→ **Work to do**
Wherever the word "public" appears in a line, copy that line.

--- start of Data for this task ---

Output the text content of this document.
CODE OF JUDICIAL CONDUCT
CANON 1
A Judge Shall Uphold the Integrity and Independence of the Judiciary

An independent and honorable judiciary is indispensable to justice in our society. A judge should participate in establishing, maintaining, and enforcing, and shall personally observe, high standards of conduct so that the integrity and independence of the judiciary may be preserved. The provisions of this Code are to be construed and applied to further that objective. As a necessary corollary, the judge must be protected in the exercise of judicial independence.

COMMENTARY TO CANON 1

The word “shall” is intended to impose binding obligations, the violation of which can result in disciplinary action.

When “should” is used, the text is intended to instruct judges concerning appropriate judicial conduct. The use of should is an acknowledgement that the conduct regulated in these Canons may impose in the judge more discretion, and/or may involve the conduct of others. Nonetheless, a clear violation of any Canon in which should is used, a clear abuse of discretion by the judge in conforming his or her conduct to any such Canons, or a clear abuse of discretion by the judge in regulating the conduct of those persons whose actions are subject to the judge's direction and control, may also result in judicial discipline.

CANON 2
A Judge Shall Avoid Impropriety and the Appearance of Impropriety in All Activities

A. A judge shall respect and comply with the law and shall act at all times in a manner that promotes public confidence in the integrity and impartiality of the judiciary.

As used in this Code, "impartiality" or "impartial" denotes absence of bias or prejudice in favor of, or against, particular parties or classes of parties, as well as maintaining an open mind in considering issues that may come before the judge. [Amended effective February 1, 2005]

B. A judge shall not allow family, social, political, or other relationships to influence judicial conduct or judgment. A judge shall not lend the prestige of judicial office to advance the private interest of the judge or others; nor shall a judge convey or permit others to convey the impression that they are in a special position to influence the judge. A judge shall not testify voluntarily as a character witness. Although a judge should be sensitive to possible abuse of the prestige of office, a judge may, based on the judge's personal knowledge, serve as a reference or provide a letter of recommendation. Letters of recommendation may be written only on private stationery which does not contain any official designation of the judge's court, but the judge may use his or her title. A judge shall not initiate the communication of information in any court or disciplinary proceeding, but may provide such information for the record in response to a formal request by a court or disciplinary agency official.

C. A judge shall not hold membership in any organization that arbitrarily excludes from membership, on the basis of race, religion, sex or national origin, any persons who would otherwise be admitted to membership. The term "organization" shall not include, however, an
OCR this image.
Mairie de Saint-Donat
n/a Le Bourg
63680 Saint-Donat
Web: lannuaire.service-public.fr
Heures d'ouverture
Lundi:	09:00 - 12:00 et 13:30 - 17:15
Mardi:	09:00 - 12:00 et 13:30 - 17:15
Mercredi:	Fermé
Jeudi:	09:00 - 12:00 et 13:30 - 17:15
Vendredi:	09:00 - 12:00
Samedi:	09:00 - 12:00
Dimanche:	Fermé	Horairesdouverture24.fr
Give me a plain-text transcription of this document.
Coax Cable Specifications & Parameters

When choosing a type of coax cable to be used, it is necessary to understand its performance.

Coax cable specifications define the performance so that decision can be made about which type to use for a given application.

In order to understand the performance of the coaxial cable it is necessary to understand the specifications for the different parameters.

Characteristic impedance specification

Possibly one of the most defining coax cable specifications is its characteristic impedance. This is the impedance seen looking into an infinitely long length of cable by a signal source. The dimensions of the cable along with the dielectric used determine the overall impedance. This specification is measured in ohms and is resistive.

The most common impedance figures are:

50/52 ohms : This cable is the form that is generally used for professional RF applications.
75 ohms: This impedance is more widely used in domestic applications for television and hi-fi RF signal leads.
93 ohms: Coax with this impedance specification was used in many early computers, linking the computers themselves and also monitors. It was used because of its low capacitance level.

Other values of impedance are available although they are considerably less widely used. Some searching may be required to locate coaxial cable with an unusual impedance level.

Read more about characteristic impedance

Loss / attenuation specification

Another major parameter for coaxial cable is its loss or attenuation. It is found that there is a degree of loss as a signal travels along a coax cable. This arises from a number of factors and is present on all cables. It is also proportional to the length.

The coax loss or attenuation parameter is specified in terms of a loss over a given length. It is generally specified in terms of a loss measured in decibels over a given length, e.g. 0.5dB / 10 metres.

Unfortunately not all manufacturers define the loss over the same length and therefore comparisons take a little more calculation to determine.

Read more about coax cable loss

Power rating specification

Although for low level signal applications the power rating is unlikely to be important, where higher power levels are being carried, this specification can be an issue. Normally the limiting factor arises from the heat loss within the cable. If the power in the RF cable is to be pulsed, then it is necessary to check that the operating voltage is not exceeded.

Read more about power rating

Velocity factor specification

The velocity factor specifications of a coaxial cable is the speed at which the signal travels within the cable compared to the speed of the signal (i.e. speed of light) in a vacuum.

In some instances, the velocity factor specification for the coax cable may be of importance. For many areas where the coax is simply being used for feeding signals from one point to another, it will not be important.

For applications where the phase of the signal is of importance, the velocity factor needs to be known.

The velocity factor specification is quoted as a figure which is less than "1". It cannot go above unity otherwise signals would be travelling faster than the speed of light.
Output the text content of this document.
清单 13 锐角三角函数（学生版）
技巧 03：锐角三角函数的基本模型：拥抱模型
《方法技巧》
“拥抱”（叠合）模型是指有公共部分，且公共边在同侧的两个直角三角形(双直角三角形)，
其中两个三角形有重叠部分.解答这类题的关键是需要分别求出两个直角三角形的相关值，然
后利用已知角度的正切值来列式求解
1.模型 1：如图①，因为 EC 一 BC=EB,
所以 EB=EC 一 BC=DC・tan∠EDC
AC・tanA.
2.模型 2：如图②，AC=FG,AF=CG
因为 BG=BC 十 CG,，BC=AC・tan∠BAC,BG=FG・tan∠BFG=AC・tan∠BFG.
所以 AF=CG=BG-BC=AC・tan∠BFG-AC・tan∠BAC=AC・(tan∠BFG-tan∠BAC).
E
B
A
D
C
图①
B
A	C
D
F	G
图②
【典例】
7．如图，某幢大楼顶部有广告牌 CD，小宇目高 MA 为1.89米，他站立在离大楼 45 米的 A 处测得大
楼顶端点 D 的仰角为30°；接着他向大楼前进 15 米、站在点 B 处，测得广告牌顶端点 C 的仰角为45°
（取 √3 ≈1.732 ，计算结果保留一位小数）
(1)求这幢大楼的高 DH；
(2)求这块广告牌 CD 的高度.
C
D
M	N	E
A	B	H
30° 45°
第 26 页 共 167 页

--- end of Data for this task ---

→ **Finished answer**
A. A judge shall respect and comply with the law and shall act at all times in a manner that promotes public confidence in the integrity and impartiality of the judiciary.
Web: lannuaire.service-public.fr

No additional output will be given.